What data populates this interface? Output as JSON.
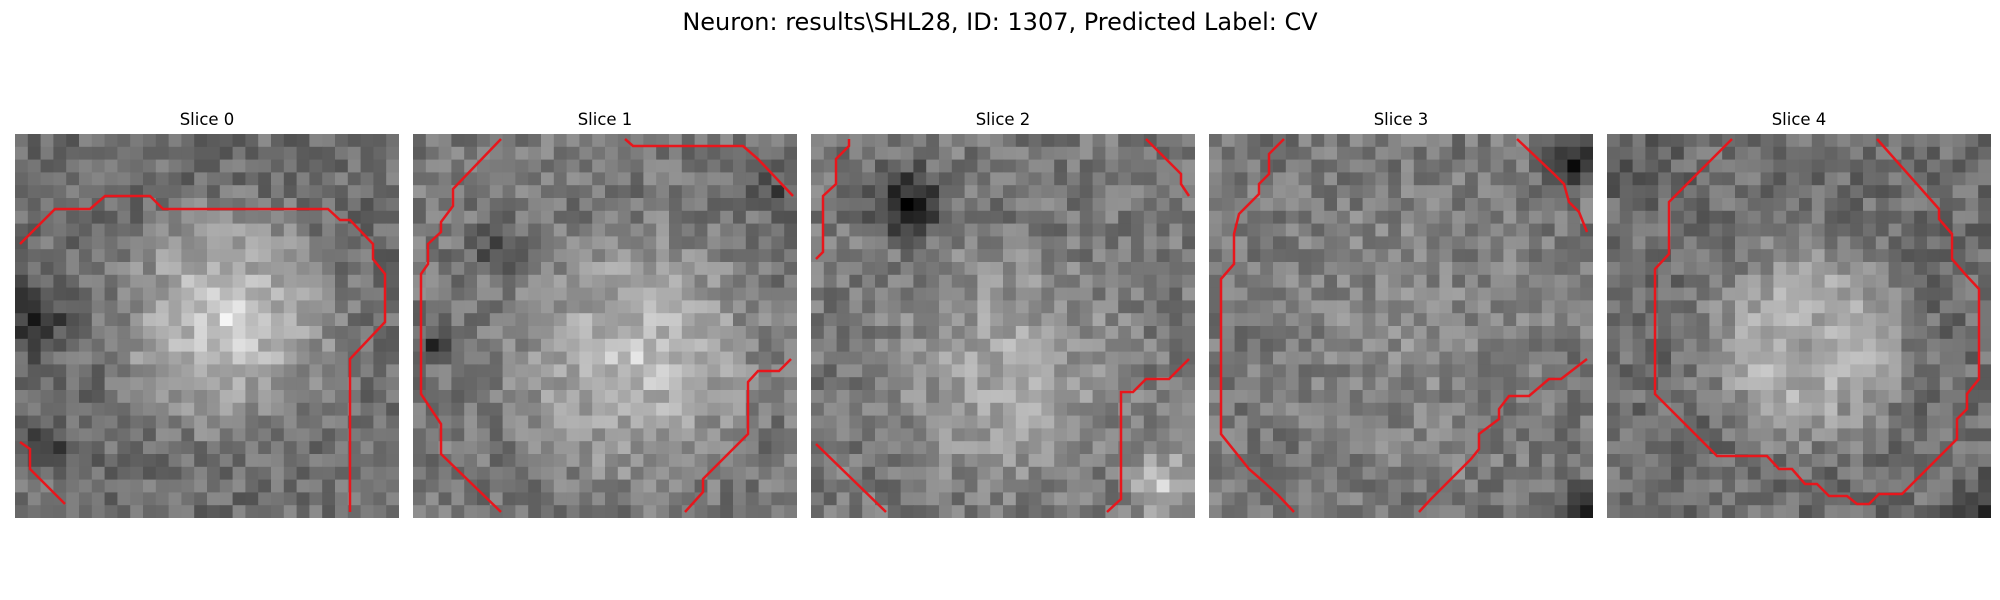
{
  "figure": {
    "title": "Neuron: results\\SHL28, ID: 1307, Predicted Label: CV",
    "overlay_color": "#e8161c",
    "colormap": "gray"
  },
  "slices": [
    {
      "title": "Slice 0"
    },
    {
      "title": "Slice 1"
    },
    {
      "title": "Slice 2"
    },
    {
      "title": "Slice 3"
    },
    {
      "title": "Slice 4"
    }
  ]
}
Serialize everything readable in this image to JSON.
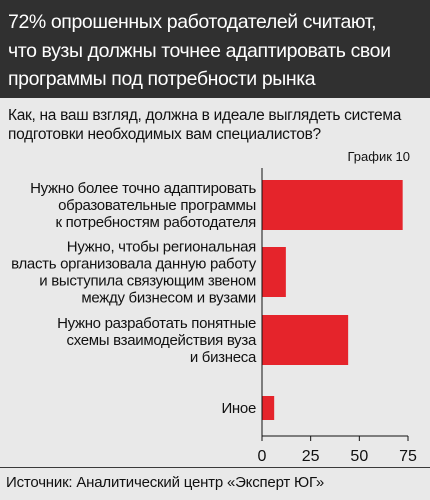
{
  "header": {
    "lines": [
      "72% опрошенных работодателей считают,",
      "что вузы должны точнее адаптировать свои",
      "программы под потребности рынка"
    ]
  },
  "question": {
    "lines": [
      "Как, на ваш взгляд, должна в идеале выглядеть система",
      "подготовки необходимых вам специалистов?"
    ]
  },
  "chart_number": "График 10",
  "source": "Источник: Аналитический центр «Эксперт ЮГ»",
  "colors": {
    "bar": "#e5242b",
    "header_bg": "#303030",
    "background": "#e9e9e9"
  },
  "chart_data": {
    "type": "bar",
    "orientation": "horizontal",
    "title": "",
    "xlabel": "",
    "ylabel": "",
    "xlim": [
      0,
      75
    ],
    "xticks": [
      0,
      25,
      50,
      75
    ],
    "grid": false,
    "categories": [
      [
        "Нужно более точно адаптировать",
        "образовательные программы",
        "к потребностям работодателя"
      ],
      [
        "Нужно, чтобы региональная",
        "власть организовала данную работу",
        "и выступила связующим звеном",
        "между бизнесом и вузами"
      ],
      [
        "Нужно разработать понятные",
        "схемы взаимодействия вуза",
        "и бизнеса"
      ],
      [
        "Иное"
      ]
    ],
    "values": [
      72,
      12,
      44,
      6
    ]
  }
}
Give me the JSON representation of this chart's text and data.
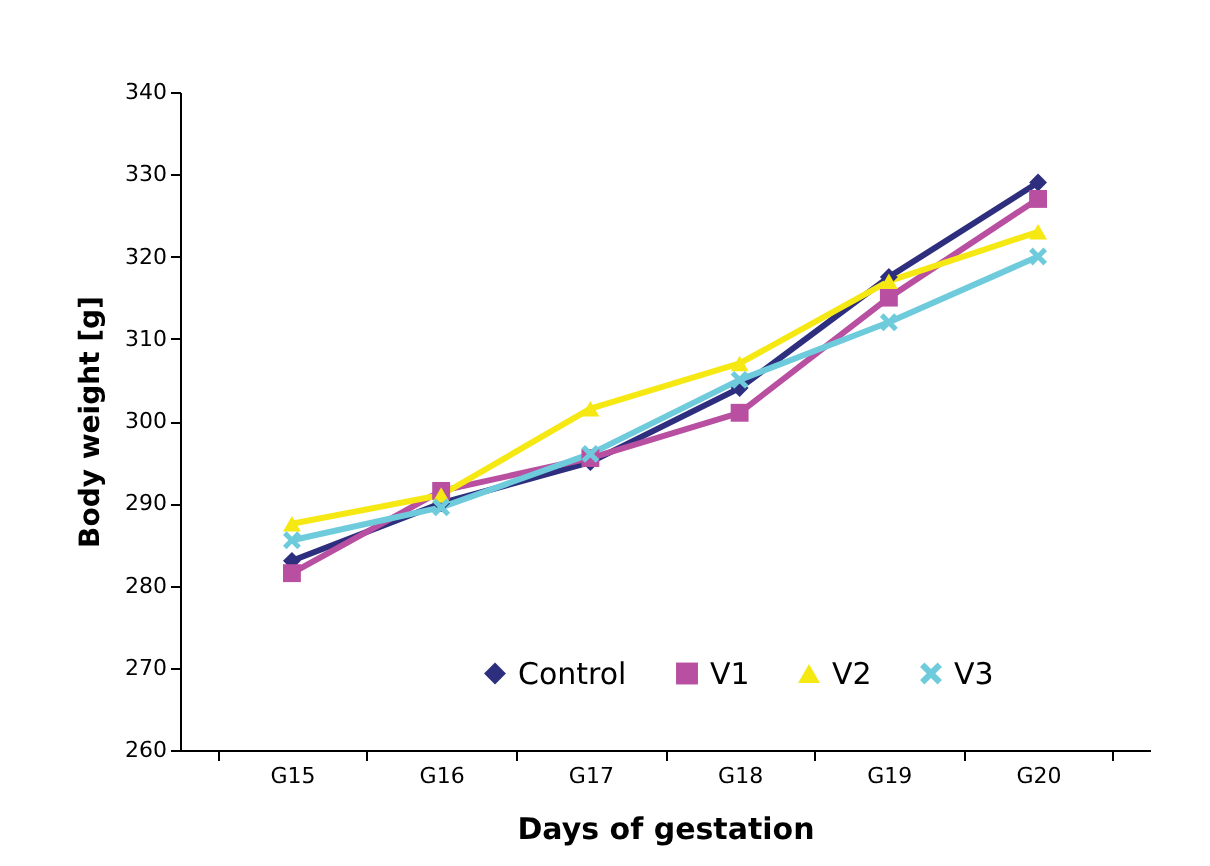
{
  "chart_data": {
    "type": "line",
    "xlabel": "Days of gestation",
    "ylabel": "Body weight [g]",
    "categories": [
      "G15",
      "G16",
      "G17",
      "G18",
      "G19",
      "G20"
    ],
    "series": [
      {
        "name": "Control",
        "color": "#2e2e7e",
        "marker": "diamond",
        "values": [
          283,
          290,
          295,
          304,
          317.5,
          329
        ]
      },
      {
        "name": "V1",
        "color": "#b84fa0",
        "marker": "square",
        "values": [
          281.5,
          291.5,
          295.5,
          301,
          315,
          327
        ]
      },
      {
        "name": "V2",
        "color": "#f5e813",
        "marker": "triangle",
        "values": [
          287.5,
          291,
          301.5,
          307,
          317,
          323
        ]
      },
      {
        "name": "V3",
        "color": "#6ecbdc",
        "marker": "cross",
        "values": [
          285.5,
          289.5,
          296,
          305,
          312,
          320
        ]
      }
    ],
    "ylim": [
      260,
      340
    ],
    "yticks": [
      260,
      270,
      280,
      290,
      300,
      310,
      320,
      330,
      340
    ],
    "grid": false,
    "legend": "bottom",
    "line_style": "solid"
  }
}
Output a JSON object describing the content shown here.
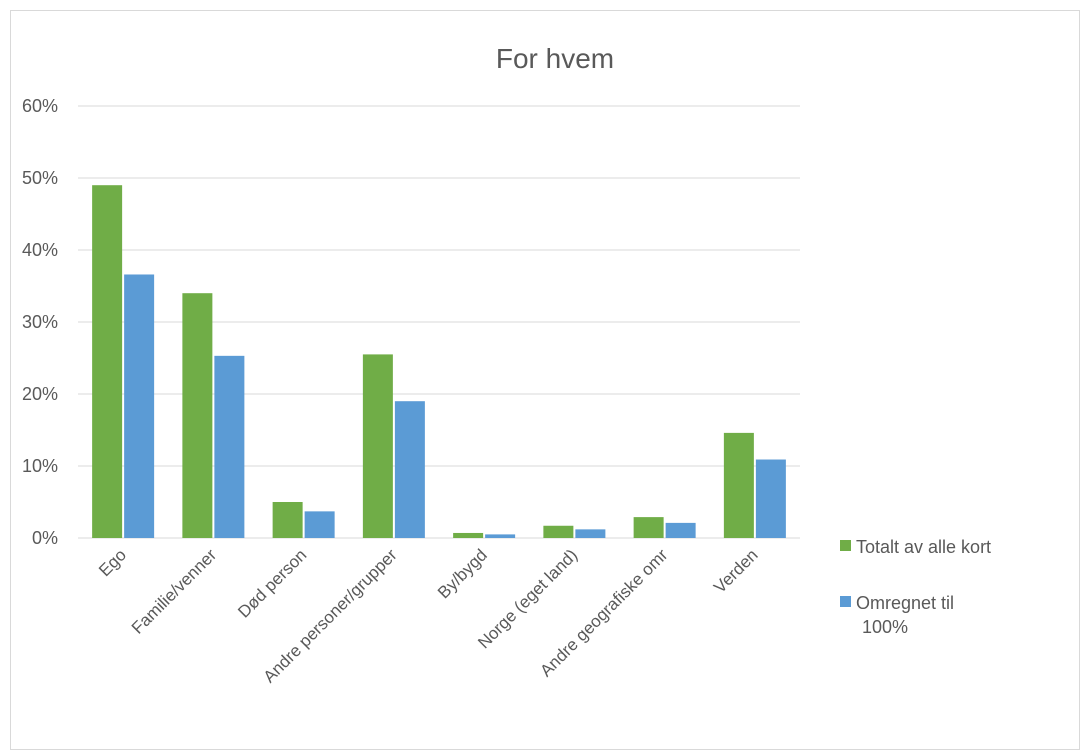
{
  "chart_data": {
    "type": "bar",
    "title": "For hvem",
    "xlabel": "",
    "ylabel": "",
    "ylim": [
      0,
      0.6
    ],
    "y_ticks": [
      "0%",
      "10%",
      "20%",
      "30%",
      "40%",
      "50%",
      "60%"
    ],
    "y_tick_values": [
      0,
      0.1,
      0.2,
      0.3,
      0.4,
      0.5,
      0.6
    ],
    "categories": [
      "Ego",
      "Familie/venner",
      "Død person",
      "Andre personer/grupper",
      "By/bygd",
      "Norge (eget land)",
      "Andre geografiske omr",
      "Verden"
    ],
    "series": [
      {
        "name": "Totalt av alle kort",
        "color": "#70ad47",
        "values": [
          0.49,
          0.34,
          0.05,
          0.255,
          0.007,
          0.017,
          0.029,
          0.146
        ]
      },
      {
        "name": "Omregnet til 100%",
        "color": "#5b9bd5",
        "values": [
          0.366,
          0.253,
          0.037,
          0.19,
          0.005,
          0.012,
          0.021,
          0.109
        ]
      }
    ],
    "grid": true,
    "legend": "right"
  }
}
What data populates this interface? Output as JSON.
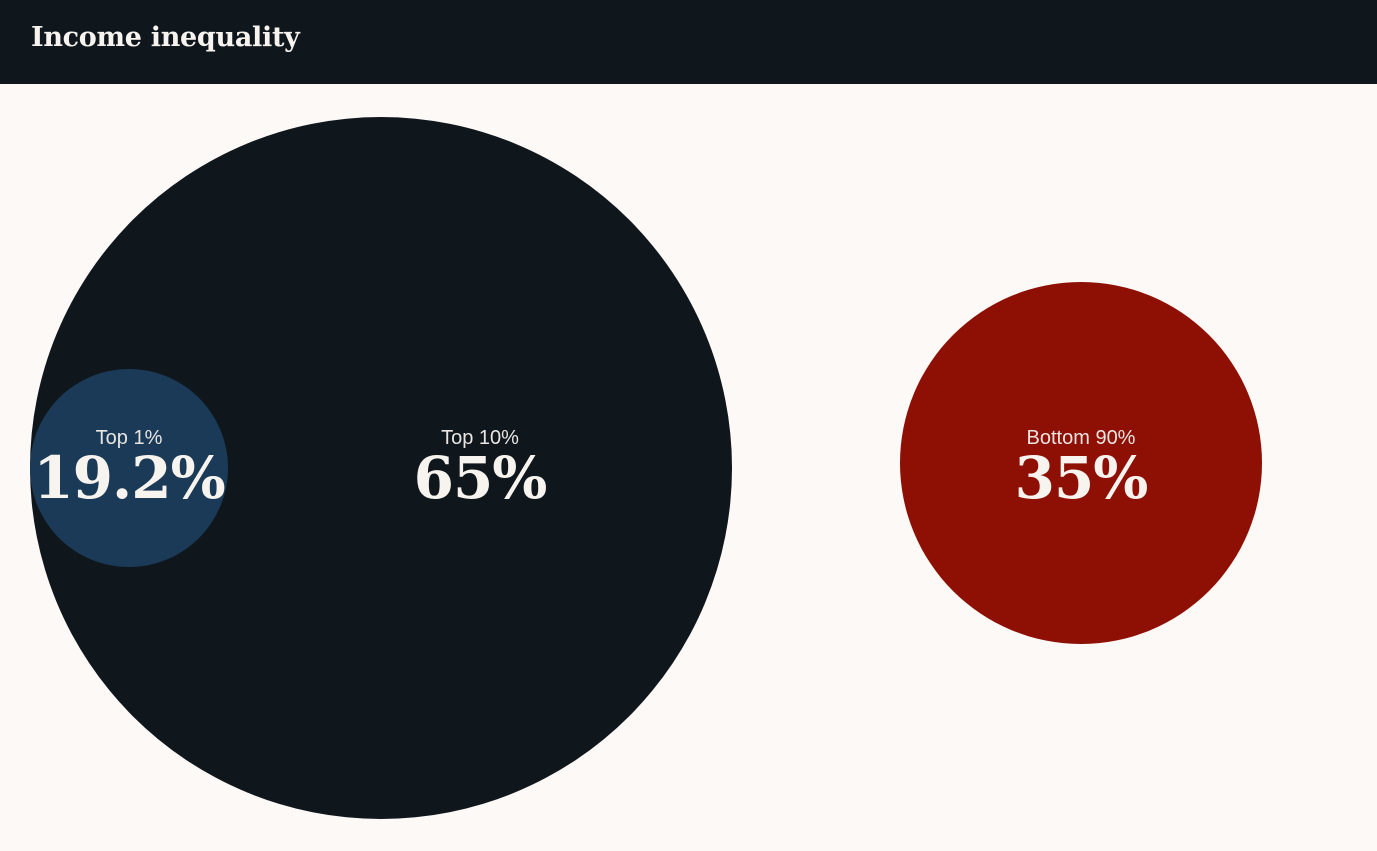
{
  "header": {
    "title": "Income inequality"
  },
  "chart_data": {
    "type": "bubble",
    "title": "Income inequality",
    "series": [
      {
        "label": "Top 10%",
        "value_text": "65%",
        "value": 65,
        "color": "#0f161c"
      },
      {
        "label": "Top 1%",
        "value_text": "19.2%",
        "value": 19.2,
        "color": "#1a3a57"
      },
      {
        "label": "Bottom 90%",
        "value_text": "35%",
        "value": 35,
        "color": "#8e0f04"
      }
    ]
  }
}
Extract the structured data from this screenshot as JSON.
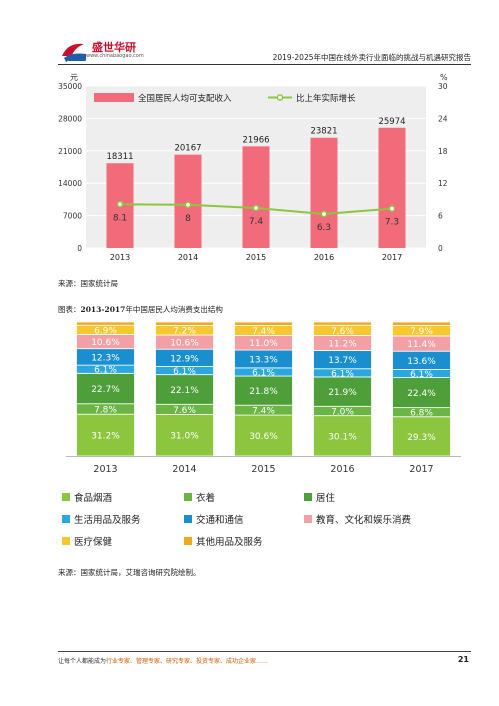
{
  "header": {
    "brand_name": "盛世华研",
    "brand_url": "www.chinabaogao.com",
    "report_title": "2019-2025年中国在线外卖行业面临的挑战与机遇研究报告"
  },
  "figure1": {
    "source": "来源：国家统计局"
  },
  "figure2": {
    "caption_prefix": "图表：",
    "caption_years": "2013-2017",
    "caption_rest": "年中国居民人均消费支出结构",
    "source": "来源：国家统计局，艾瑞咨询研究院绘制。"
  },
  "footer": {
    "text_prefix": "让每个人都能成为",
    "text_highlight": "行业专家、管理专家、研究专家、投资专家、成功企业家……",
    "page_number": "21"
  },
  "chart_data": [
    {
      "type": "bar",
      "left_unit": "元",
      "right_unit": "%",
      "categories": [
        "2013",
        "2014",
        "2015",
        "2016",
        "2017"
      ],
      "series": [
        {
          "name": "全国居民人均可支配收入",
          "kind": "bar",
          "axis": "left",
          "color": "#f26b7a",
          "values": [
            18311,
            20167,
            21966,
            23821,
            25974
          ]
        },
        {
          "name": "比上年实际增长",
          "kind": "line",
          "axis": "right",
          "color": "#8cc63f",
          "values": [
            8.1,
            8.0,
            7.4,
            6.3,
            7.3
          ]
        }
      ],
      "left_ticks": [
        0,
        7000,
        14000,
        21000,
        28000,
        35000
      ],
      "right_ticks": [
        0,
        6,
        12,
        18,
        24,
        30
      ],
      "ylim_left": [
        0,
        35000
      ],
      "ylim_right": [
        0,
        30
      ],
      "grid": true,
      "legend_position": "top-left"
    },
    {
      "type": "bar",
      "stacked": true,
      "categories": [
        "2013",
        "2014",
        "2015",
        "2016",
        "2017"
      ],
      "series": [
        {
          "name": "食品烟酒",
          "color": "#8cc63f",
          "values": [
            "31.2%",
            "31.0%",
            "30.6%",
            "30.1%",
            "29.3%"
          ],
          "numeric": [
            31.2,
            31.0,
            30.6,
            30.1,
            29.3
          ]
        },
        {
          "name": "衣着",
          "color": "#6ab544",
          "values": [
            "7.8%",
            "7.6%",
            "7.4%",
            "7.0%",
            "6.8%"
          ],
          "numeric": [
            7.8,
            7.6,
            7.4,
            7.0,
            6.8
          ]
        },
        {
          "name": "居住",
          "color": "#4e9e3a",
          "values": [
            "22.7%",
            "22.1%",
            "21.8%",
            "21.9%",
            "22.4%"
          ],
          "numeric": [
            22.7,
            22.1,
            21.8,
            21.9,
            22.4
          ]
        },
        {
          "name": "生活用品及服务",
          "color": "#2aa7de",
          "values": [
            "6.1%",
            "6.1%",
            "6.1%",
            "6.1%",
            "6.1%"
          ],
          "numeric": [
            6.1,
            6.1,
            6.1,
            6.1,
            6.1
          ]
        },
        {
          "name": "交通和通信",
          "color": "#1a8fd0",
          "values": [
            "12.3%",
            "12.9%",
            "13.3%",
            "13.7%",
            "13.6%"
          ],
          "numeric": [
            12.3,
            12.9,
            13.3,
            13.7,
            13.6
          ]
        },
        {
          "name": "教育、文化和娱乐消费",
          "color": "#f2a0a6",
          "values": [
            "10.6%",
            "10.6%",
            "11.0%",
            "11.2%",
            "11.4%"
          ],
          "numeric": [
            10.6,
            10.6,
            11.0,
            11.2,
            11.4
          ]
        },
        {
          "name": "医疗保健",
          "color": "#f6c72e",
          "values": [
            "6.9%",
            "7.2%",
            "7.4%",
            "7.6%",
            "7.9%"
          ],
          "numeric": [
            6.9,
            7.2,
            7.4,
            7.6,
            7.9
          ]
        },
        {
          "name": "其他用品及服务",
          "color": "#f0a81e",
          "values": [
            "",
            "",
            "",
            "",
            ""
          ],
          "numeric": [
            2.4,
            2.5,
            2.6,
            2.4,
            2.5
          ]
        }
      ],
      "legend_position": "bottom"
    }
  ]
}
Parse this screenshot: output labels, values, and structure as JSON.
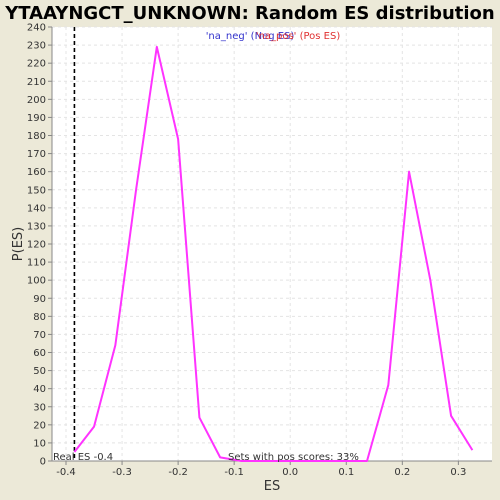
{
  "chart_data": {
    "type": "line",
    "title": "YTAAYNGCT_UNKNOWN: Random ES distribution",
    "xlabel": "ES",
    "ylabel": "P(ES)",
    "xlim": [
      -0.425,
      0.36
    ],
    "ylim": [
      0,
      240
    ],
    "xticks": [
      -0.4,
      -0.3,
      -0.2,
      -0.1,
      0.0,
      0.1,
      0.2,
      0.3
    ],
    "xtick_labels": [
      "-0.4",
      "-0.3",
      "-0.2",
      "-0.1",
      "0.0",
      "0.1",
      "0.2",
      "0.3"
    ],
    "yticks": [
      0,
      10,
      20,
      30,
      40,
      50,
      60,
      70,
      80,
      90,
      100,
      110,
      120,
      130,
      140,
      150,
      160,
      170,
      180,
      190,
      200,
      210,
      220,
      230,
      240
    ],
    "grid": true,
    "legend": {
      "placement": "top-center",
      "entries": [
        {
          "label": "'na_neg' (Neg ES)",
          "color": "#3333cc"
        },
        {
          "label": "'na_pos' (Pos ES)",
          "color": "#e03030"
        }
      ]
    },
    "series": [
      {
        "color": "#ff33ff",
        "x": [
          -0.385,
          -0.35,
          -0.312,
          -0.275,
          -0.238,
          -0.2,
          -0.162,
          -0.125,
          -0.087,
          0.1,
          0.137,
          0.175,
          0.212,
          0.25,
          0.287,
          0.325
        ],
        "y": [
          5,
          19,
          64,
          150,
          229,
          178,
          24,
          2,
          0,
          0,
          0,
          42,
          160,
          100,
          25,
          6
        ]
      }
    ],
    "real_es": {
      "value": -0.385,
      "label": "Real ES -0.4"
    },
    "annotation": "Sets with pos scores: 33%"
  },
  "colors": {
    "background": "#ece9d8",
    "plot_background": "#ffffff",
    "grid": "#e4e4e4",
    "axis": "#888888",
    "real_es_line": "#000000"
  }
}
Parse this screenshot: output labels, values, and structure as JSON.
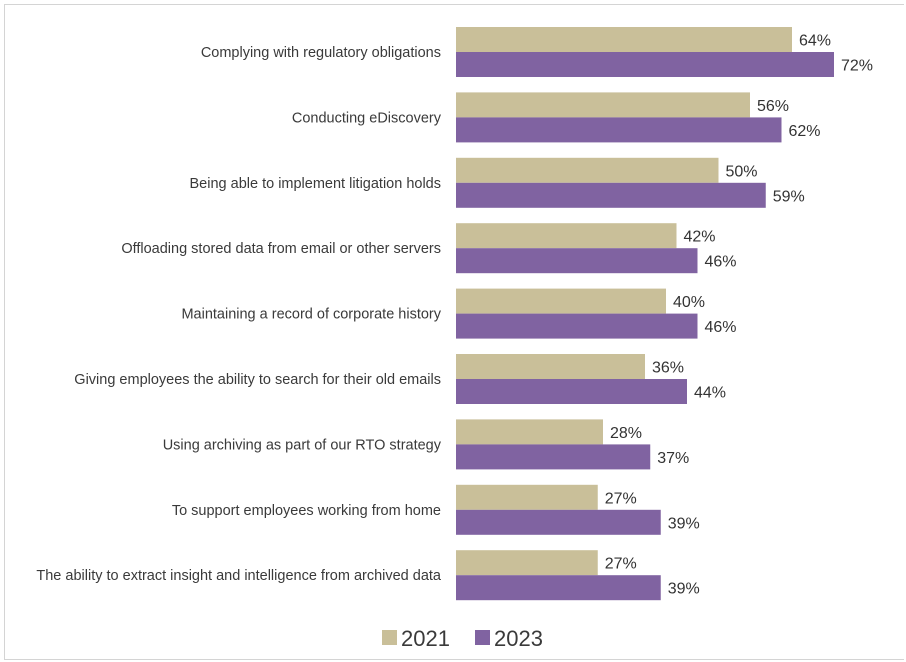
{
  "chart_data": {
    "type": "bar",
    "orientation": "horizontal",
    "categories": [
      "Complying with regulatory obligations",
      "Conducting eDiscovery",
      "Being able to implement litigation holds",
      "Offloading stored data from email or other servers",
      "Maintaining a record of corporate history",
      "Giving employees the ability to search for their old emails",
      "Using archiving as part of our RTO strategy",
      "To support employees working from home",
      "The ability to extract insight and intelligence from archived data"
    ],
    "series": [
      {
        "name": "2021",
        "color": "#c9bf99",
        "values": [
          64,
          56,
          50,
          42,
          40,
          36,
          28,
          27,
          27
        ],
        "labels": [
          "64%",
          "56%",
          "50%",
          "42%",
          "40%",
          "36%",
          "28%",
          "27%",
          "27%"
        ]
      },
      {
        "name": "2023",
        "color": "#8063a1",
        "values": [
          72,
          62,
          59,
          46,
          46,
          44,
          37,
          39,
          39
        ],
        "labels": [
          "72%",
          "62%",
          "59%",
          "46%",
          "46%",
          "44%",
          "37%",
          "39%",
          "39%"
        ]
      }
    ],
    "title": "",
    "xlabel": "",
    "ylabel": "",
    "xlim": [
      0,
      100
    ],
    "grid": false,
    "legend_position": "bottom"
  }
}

:::::

- _Exercise_
Say how many lines in this listing hold the string "from", giving the count and nothing more.

- _Result_
4